◆ Record list
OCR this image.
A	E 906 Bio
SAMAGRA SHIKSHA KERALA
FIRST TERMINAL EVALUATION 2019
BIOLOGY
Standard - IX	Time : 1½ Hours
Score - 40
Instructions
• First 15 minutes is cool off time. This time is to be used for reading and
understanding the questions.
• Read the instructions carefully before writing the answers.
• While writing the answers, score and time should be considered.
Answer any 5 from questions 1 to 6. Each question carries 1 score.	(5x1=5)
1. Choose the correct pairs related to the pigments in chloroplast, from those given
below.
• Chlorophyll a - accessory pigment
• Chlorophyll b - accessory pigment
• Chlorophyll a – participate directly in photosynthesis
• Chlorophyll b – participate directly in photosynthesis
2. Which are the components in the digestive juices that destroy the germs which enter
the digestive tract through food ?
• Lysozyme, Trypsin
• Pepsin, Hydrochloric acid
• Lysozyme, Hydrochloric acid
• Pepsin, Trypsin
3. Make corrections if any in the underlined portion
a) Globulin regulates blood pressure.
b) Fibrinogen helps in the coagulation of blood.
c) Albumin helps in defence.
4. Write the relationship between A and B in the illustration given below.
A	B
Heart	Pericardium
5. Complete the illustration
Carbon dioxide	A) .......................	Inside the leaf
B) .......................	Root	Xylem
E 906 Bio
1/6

◆ Exercise instructions
Copy out the lines in which the string "blood" appears.

◆ Output for this task
a) Globulin regulates blood pressure.
b) Fibrinogen helps in the coagulation of blood.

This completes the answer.